### [Data extract]

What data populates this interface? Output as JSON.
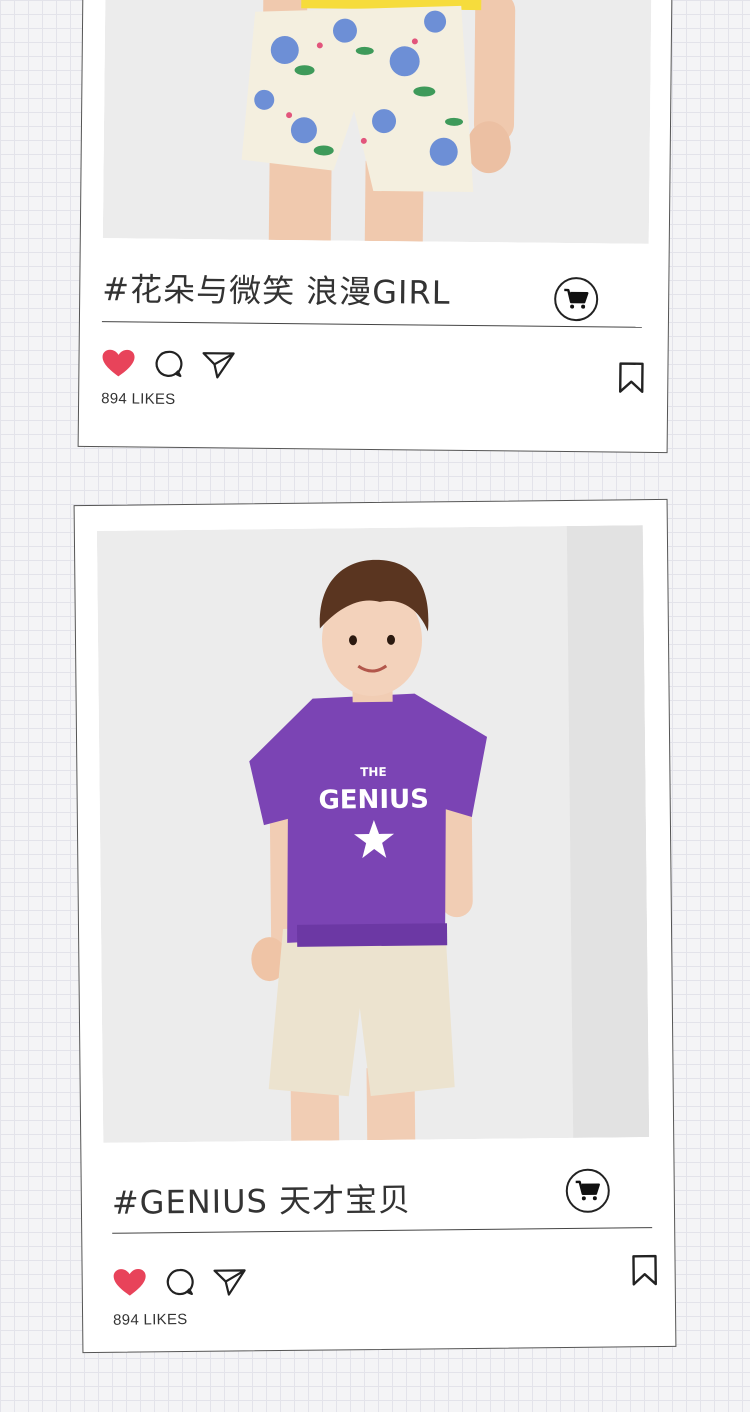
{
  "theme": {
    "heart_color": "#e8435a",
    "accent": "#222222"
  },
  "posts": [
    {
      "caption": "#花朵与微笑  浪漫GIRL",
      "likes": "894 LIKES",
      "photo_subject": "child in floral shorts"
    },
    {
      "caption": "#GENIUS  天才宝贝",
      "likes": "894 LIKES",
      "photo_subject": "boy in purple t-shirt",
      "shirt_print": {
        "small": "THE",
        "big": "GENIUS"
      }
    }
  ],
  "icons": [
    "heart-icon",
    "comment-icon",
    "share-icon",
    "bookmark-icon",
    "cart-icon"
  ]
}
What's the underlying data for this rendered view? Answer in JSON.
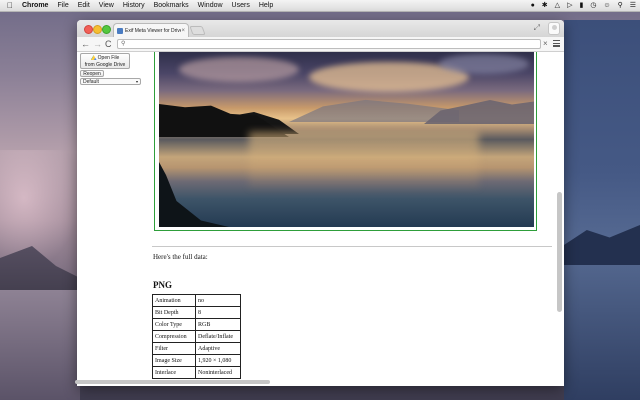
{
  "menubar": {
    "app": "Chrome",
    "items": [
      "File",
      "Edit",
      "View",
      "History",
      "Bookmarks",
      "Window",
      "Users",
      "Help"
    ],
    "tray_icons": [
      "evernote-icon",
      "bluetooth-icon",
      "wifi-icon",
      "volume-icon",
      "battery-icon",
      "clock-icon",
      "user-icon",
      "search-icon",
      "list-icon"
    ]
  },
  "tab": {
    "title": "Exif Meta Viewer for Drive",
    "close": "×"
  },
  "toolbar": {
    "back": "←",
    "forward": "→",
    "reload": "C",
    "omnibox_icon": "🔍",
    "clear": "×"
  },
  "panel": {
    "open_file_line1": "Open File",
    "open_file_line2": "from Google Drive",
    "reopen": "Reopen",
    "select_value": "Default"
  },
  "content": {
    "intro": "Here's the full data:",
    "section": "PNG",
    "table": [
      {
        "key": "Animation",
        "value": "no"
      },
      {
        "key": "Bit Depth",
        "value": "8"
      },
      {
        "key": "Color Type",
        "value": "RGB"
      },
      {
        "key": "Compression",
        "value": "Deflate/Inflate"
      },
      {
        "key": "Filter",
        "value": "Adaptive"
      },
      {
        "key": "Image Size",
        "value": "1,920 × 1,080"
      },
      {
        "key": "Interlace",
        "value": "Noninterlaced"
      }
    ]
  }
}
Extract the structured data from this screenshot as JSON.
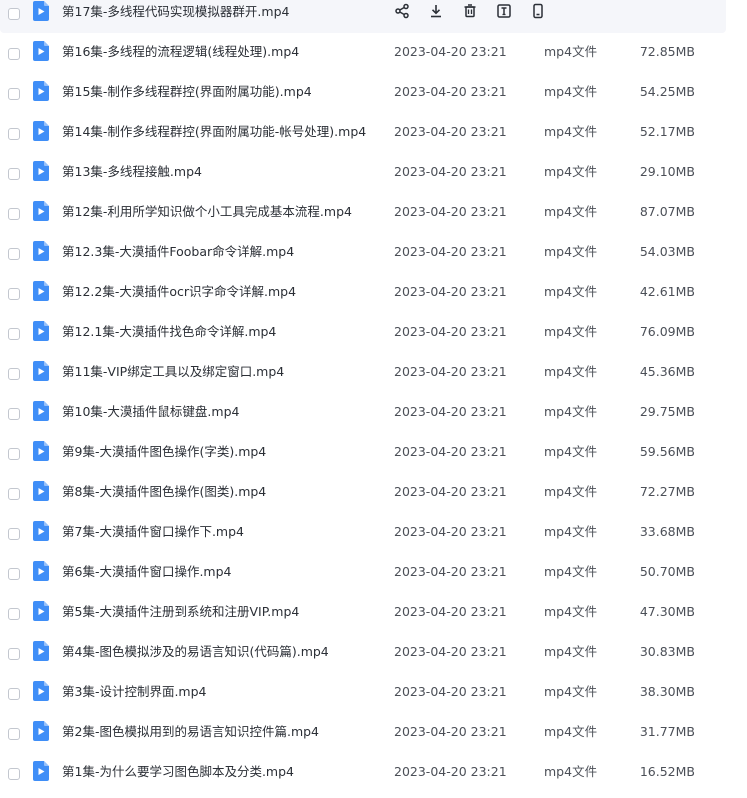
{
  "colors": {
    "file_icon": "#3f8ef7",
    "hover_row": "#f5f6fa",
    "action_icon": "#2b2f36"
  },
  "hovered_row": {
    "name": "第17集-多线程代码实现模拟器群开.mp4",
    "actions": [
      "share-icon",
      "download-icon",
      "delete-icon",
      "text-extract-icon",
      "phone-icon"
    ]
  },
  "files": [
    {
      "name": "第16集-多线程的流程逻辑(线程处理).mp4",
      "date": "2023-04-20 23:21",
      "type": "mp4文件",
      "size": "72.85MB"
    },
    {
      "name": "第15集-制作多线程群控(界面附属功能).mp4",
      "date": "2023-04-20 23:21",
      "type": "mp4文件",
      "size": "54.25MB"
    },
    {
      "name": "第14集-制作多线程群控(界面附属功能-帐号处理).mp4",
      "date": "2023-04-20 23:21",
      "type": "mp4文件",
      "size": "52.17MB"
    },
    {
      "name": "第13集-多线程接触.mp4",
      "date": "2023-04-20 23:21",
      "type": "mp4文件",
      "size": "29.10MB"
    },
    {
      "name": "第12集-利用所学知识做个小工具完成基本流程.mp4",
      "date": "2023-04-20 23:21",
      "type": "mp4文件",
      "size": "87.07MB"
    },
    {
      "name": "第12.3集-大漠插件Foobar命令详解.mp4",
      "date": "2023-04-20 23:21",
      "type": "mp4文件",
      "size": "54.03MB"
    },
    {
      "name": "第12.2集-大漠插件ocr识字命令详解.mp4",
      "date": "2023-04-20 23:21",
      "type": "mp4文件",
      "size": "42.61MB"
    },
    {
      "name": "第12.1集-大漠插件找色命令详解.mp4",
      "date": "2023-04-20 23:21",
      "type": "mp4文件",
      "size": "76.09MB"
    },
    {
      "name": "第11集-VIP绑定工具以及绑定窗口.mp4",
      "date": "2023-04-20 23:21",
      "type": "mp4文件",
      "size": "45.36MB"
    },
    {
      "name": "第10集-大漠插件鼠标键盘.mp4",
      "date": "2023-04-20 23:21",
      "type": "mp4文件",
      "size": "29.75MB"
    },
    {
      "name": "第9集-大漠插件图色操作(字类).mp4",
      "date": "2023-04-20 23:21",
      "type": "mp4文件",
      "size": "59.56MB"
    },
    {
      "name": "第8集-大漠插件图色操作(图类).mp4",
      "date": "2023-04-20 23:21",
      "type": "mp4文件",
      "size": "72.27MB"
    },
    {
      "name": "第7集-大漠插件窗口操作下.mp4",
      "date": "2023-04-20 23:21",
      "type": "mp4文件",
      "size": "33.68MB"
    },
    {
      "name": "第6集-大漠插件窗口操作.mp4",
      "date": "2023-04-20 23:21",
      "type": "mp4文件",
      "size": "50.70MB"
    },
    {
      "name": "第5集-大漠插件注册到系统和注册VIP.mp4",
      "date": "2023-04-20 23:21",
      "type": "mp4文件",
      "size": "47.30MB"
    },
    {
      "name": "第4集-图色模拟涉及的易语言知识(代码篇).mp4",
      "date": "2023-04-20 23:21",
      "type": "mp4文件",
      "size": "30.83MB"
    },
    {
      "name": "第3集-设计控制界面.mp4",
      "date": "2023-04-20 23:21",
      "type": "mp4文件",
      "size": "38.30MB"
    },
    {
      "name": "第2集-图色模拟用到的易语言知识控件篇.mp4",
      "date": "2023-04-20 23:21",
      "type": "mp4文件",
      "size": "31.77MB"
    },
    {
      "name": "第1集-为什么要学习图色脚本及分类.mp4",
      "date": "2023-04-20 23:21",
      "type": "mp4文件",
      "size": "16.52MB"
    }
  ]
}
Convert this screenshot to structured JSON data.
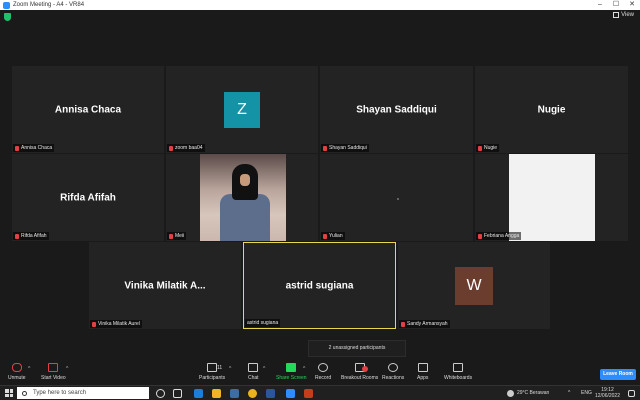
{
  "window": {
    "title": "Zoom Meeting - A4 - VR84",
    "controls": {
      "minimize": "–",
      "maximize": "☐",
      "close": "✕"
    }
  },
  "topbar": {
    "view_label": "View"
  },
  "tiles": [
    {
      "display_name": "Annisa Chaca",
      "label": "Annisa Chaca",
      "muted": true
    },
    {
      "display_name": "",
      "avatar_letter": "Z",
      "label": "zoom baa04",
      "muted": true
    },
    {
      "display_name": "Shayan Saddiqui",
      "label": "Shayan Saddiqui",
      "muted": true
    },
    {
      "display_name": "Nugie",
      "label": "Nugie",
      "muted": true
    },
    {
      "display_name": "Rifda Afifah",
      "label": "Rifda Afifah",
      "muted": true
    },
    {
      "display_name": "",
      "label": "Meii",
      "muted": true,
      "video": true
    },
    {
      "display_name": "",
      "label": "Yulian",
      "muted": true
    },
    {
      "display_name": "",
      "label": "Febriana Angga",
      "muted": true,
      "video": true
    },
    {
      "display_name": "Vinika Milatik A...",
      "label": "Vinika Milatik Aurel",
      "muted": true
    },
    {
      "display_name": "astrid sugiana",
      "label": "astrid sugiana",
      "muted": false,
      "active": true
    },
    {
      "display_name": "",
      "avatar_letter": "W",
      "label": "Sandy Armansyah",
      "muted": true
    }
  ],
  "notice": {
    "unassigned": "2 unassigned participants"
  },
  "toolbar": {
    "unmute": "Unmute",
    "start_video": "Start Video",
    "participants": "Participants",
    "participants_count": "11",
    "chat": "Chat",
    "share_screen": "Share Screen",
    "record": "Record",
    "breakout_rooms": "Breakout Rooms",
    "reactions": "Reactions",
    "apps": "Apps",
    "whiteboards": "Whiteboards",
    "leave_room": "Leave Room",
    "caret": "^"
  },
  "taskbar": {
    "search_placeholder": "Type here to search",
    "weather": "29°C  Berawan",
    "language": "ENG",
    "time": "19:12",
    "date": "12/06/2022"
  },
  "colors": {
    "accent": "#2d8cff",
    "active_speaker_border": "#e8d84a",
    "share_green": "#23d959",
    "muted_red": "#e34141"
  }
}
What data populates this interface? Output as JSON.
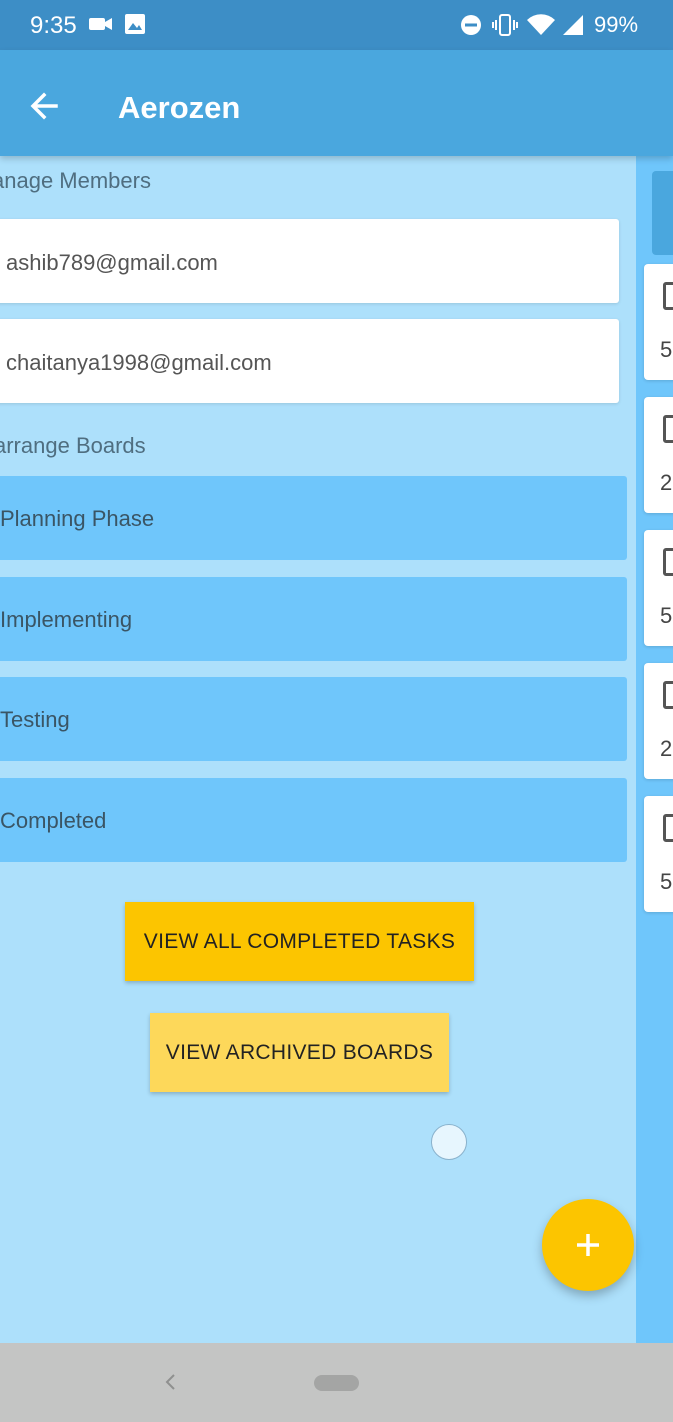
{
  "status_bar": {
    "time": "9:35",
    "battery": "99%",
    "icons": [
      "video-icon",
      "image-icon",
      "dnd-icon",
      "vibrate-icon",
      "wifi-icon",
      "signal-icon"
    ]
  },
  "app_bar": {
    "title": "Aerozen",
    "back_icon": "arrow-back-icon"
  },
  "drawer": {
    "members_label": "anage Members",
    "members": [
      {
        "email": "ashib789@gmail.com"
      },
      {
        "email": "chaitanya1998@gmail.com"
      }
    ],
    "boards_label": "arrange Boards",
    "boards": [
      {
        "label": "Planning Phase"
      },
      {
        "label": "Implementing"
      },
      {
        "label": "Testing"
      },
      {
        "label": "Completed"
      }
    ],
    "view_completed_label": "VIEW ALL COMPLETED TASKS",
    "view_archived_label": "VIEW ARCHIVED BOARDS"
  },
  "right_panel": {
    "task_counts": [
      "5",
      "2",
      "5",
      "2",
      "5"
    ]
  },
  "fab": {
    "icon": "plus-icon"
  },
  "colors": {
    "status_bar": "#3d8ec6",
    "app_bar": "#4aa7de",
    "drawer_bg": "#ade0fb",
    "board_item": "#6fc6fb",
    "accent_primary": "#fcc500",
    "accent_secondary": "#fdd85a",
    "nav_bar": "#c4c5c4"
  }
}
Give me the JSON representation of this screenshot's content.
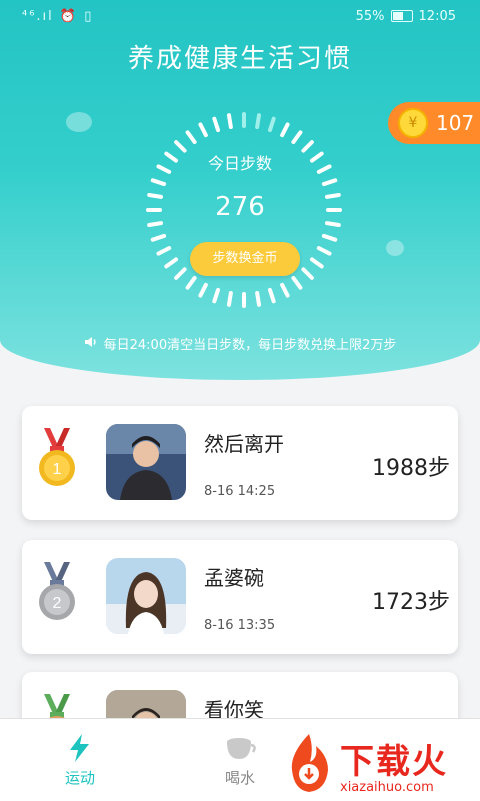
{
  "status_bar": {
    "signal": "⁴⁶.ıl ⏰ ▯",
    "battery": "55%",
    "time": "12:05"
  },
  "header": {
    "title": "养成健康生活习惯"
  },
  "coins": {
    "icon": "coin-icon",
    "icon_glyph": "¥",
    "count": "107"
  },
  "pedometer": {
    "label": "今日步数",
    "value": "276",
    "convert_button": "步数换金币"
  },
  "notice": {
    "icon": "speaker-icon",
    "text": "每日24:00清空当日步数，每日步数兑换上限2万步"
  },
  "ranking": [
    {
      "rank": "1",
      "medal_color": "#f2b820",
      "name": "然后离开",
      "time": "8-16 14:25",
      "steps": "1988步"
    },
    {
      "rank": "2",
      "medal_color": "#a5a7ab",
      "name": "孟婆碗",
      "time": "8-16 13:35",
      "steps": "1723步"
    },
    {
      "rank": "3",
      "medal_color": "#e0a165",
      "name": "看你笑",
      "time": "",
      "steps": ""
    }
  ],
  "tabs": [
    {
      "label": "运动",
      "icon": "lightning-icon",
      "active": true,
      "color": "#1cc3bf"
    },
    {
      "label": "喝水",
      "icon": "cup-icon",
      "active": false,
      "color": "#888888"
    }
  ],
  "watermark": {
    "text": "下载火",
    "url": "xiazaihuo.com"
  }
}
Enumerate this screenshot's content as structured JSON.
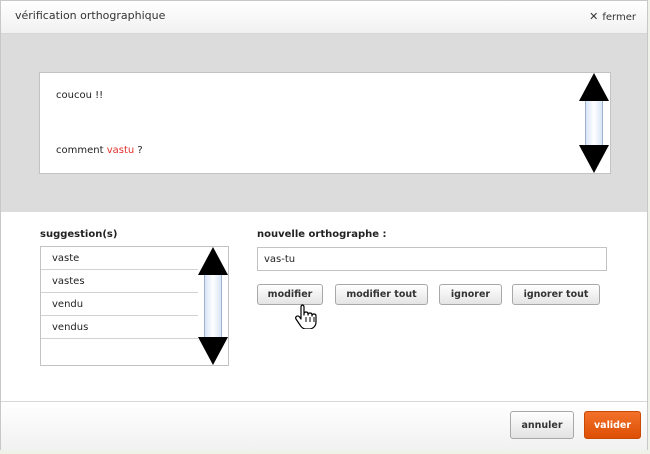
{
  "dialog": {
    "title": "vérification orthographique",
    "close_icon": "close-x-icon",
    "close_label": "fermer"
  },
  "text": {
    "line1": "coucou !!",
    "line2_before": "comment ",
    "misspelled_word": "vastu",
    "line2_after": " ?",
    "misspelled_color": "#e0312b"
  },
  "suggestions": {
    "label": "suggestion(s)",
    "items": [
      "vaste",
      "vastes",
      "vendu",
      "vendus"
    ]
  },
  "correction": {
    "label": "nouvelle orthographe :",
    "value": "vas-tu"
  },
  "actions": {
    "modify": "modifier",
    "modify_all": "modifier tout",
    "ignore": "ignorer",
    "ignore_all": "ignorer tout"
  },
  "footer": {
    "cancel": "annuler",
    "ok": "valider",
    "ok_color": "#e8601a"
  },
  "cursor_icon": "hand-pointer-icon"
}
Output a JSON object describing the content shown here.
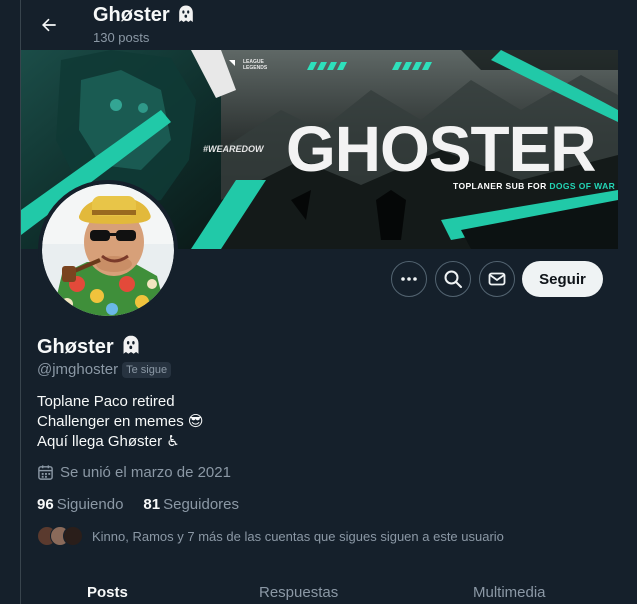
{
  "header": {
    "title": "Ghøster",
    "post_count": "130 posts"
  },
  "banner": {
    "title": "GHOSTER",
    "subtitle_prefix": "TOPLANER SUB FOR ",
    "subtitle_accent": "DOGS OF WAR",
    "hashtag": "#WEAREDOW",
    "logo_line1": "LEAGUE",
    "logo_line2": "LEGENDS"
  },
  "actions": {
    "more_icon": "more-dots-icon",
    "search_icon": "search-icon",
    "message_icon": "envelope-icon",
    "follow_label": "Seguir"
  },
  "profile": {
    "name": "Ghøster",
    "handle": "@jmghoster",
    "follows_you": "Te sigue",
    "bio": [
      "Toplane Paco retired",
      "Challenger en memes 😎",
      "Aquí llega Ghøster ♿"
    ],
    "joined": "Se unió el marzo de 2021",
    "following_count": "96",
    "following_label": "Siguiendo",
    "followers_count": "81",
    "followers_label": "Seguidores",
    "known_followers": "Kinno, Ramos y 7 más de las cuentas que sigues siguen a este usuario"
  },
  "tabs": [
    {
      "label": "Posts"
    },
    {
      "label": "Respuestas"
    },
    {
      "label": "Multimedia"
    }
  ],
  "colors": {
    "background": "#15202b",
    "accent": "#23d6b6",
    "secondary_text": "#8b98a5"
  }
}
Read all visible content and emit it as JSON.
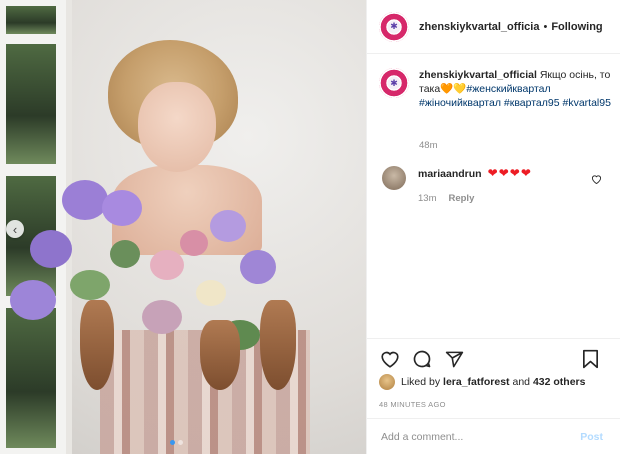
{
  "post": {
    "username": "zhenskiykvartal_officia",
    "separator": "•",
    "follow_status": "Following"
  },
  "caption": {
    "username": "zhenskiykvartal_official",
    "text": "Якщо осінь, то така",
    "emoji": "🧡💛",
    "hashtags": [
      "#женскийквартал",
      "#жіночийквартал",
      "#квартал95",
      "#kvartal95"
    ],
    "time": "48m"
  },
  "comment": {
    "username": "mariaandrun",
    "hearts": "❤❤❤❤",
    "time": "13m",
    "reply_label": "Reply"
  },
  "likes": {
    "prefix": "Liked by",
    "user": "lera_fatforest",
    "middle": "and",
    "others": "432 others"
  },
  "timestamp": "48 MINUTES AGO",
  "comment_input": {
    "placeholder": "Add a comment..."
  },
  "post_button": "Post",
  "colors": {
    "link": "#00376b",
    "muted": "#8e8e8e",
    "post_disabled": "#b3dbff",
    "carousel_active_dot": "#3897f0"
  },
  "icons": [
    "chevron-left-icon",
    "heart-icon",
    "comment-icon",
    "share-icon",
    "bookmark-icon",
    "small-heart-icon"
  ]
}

### [What you will do]
Starting at the line that contains "Read all visible content and emit it as JSON.", please write out every line to the end of the entries, inclusive, copied exactly and with pictures omitted.

### [The output]
Read all visible content and emit it as JSON.
{
  "post": {
    "username": "zhenskiykvartal_officia",
    "separator": "•",
    "follow_status": "Following"
  },
  "caption": {
    "username": "zhenskiykvartal_official",
    "text": "Якщо осінь, то така",
    "emoji": "🧡💛",
    "hashtags": [
      "#женскийквартал",
      "#жіночийквартал",
      "#квартал95",
      "#kvartal95"
    ],
    "time": "48m"
  },
  "comment": {
    "username": "mariaandrun",
    "hearts": "❤❤❤❤",
    "time": "13m",
    "reply_label": "Reply"
  },
  "likes": {
    "prefix": "Liked by",
    "user": "lera_fatforest",
    "middle": "and",
    "others": "432 others"
  },
  "timestamp": "48 MINUTES AGO",
  "comment_input": {
    "placeholder": "Add a comment..."
  },
  "post_button": "Post",
  "colors": {
    "link": "#00376b",
    "muted": "#8e8e8e",
    "post_disabled": "#b3dbff",
    "carousel_active_dot": "#3897f0"
  },
  "icons": [
    "chevron-left-icon",
    "heart-icon",
    "comment-icon",
    "share-icon",
    "bookmark-icon",
    "small-heart-icon"
  ]
}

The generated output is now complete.